## WHAT THIS TASK INVOLVES:
Pull out every line with the word "abbiamo".

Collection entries
^^^^^^^^

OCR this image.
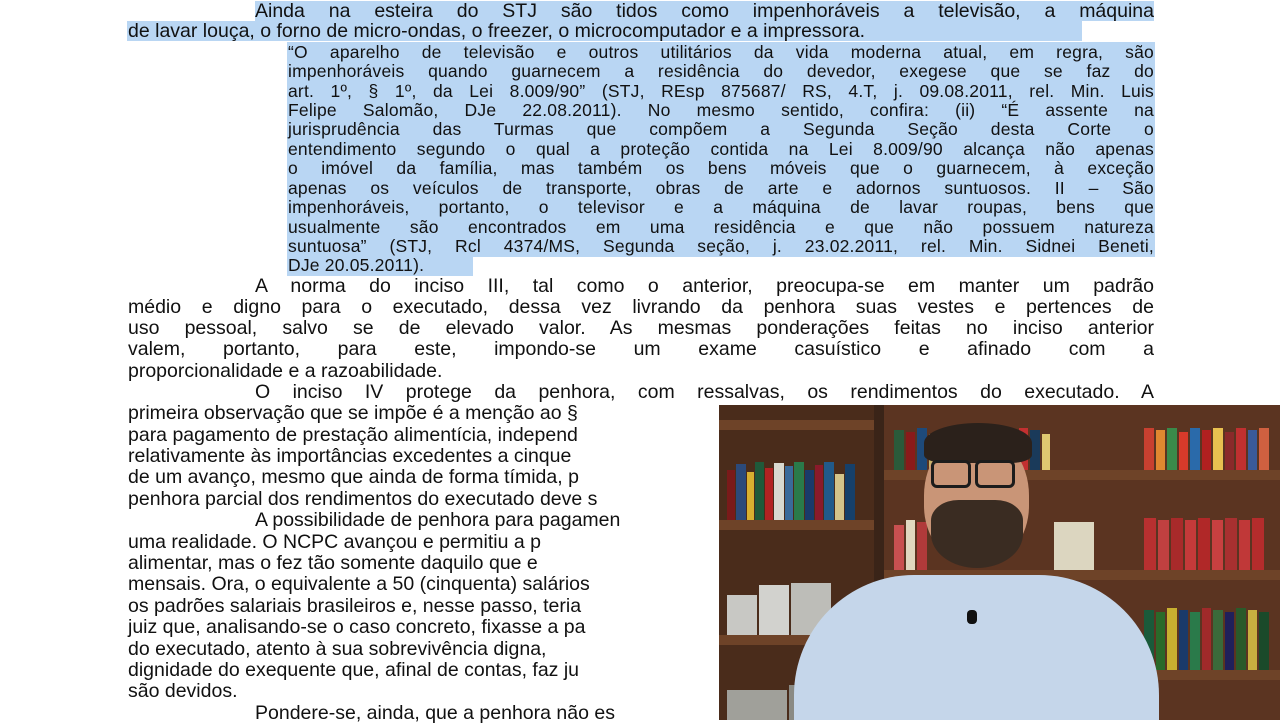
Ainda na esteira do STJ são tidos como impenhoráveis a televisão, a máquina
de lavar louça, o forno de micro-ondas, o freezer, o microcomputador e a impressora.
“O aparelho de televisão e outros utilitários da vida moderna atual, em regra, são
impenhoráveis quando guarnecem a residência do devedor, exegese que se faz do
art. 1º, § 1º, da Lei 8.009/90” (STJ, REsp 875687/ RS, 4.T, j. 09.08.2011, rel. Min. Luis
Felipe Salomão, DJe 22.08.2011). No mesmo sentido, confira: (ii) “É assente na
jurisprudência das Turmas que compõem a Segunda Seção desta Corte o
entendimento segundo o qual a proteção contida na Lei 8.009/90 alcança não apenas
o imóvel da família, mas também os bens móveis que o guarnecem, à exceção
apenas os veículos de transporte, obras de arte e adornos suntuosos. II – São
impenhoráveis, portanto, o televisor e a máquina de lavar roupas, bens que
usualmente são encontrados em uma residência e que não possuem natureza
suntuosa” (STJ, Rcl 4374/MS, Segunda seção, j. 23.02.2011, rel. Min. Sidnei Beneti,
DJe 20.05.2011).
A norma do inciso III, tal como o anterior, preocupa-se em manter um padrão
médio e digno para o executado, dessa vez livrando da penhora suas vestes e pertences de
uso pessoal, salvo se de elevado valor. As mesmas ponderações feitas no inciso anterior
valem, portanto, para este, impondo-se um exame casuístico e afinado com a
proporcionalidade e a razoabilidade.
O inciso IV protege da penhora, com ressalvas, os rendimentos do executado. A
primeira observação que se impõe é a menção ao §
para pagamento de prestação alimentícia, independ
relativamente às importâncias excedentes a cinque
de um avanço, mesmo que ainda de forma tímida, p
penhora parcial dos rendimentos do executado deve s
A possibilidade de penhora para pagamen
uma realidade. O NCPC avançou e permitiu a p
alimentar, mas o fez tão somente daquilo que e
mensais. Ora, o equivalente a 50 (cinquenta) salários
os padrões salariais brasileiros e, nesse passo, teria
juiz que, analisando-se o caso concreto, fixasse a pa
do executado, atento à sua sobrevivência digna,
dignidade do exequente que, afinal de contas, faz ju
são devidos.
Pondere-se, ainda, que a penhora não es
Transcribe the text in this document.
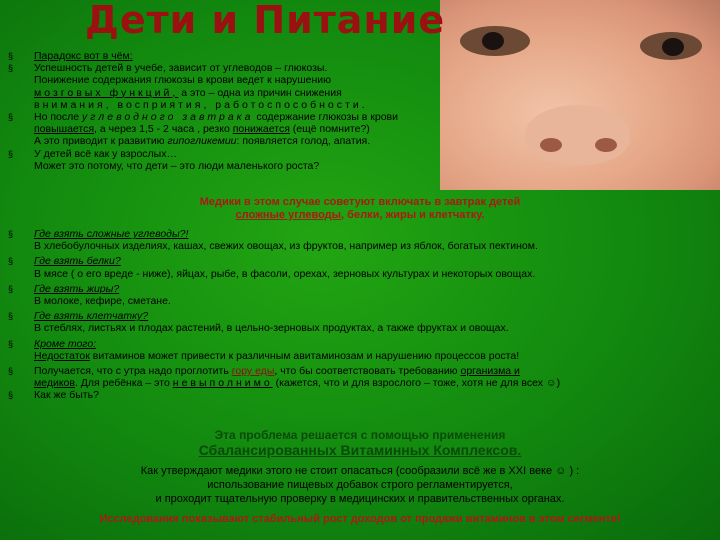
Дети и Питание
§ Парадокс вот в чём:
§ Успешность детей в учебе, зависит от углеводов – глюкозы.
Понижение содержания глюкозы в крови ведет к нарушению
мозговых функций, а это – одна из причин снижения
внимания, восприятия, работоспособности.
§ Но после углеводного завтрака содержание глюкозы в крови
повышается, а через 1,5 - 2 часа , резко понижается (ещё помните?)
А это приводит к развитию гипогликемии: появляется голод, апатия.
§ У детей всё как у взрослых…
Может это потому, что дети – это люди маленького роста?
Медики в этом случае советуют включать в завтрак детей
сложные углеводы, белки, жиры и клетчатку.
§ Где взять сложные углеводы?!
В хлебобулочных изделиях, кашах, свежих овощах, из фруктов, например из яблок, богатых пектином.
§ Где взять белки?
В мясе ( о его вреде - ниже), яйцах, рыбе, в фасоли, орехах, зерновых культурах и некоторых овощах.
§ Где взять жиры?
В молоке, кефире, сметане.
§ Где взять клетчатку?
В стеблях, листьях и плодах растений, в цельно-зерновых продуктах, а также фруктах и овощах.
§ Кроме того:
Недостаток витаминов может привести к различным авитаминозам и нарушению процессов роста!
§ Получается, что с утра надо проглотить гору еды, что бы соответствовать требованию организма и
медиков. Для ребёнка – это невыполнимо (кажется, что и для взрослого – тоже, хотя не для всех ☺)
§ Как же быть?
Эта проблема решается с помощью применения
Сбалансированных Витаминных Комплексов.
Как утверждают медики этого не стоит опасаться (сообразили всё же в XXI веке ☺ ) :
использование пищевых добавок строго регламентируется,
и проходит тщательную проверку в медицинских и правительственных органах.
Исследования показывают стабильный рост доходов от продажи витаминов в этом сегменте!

^^^^^^^^

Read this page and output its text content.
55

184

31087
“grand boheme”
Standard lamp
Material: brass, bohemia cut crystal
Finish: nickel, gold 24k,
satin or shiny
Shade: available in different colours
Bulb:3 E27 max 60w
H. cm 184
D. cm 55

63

^^^^^^^^

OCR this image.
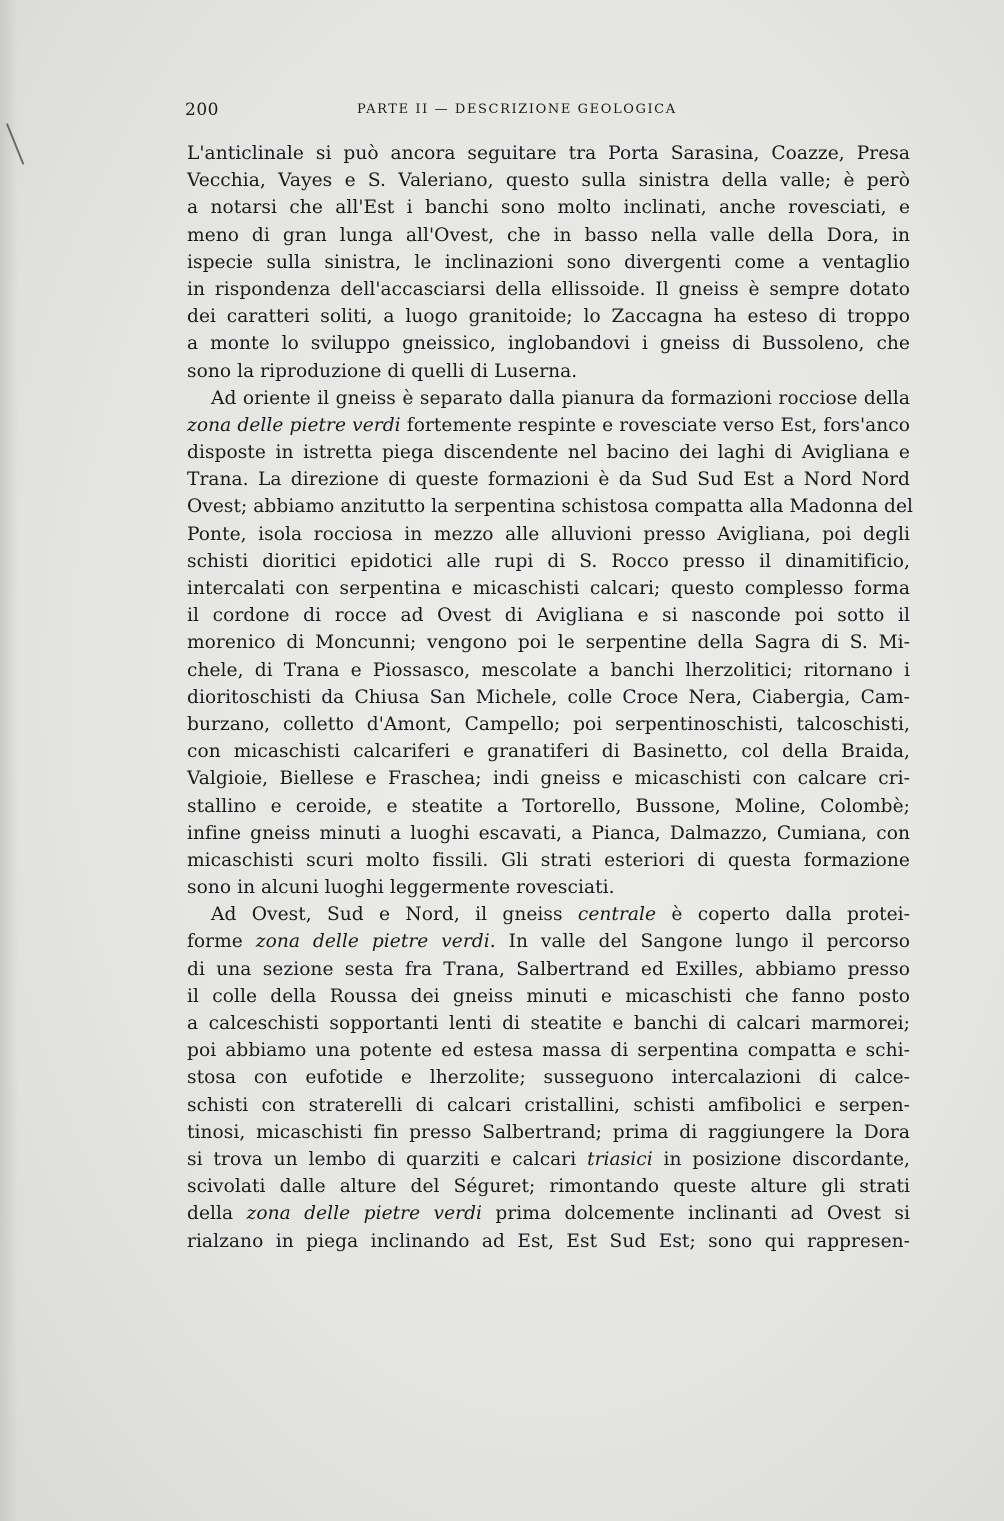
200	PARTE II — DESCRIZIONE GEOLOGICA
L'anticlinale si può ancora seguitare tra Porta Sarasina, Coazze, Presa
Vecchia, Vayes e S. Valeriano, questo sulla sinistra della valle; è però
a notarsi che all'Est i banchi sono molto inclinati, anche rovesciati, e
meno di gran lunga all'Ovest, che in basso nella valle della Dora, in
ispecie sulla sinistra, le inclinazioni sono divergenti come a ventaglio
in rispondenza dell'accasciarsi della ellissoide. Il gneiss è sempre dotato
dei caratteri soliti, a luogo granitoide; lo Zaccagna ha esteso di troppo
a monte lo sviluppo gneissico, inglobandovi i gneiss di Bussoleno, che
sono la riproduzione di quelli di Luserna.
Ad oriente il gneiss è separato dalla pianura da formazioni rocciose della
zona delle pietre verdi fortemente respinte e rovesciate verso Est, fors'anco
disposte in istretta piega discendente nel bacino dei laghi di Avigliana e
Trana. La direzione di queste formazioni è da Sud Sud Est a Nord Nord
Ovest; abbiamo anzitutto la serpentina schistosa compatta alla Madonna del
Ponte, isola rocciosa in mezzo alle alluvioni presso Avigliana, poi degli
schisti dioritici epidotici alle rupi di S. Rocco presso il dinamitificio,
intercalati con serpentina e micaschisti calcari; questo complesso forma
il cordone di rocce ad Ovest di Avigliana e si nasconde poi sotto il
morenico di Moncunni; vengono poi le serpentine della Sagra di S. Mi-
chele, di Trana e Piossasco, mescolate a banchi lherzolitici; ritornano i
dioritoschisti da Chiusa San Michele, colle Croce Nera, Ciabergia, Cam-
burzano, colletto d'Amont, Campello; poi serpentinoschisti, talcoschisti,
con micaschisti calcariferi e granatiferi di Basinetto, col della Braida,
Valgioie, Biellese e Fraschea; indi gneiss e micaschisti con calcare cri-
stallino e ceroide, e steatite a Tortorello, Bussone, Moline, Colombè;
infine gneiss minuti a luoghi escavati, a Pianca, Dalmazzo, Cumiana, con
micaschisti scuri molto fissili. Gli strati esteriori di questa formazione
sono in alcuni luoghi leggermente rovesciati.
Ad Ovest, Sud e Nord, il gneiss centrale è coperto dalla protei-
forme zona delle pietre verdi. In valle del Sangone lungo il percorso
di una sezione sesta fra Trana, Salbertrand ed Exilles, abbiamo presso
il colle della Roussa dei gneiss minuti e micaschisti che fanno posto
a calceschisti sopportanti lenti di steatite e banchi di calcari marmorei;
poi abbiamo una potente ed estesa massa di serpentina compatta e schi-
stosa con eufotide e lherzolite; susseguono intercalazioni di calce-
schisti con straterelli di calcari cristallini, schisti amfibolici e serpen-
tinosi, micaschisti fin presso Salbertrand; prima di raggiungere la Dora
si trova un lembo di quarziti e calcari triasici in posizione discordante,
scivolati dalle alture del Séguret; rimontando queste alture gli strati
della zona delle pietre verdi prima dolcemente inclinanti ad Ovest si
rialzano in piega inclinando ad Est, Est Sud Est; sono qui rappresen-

^^^^^^^^

## TASK RESPONSE:
Ovest; abbiamo anzitutto la serpentina schistosa compatta alla Madonna del
di una sezione sesta fra Trana, Salbertrand ed Exilles, abbiamo presso
poi abbiamo una potente ed estesa massa di serpentina compatta e schi-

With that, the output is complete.